[Dataset entries]
######

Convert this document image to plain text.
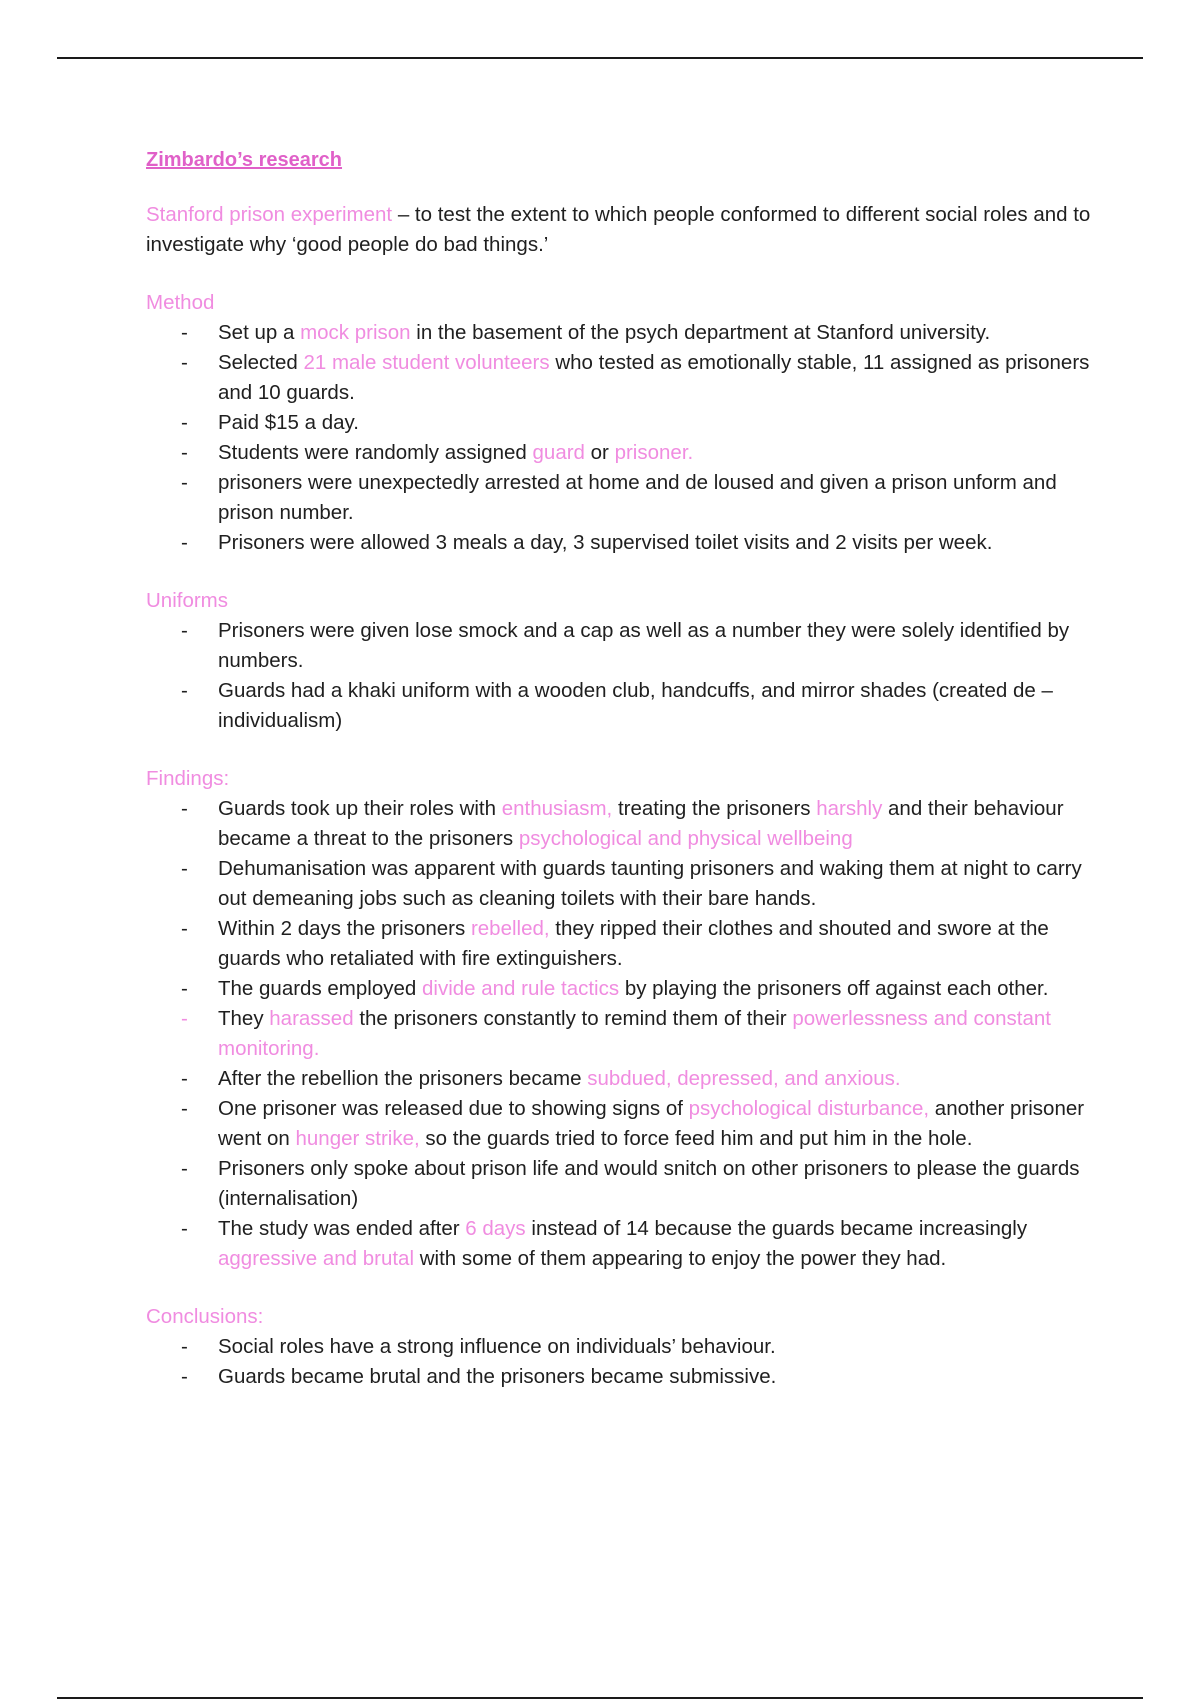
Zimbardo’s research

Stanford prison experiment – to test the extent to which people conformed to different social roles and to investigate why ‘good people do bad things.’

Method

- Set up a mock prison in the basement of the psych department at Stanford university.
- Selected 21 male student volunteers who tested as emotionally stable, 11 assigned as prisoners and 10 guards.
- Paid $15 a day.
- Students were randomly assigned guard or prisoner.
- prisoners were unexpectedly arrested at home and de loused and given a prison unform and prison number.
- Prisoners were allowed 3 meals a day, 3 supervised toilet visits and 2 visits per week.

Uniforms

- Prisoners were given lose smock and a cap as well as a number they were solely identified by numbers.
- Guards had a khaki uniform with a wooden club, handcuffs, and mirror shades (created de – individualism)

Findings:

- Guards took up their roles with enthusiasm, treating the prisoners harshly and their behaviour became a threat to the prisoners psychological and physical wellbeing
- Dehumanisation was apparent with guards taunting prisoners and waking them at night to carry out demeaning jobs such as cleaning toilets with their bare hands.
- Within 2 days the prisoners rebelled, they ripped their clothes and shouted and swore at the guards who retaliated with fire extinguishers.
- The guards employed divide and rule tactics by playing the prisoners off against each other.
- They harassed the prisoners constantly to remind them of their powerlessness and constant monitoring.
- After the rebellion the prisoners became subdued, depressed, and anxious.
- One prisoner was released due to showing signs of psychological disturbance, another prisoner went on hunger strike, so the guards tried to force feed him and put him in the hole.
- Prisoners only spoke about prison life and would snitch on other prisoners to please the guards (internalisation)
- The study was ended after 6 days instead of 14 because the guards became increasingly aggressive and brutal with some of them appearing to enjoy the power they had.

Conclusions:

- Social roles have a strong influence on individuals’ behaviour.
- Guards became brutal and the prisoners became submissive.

######

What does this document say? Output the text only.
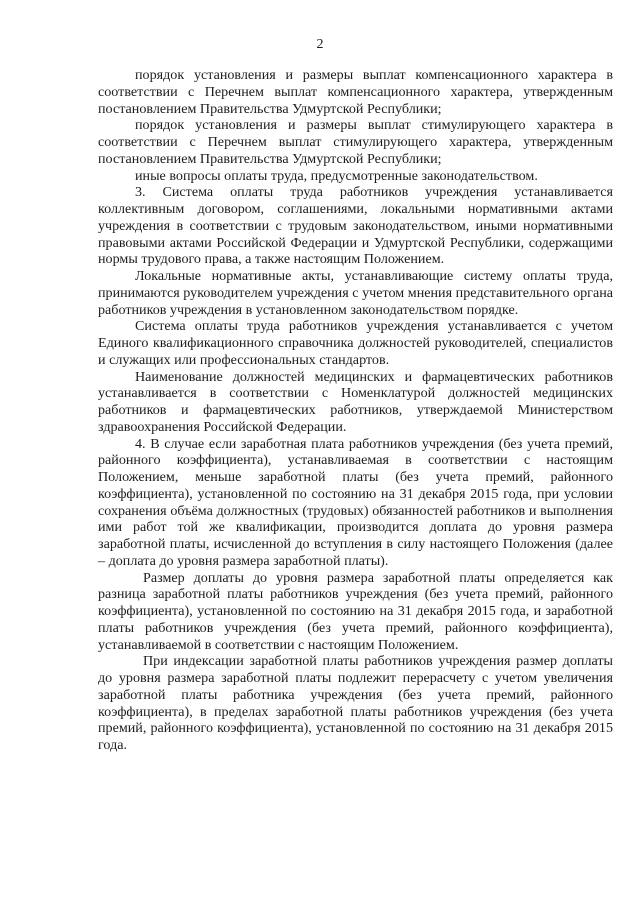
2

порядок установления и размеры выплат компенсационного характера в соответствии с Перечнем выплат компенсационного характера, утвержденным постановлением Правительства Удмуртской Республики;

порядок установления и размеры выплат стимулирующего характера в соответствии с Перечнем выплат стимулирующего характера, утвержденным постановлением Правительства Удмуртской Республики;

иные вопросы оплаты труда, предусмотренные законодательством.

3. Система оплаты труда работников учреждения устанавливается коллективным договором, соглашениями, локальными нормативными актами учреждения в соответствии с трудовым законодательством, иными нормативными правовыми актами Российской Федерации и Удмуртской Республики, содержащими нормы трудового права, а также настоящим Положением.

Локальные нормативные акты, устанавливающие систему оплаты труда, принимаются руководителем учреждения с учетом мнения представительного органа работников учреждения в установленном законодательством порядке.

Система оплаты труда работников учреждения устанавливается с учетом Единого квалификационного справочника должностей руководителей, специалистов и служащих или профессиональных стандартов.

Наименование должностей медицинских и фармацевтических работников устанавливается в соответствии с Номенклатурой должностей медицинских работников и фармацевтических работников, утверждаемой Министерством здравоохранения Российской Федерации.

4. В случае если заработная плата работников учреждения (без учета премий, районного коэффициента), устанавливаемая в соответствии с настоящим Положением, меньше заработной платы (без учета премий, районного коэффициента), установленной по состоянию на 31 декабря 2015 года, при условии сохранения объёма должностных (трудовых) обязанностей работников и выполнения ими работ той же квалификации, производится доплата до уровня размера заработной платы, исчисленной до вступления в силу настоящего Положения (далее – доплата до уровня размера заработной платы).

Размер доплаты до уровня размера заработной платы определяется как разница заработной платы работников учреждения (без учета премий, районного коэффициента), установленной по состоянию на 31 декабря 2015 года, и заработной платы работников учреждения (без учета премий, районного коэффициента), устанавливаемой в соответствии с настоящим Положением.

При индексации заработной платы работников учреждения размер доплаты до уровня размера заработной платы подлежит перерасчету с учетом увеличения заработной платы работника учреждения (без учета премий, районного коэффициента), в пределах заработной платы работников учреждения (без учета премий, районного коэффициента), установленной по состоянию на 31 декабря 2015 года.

######

### WORK TO DO
Find all lines with "установления" in them and copy each one.

### RESULT FOR THIS EXERCISE
порядок установления и размеры выплат компенсационного характера в соответствии с Перечнем выплат компенсационного характера, утвержденным постановлением Правительства Удмуртской Республики;
порядок установления и размеры выплат стимулирующего характера в соответствии с Перечнем выплат стимулирующего характера, утвержденным постановлением Правительства Удмуртской Республики;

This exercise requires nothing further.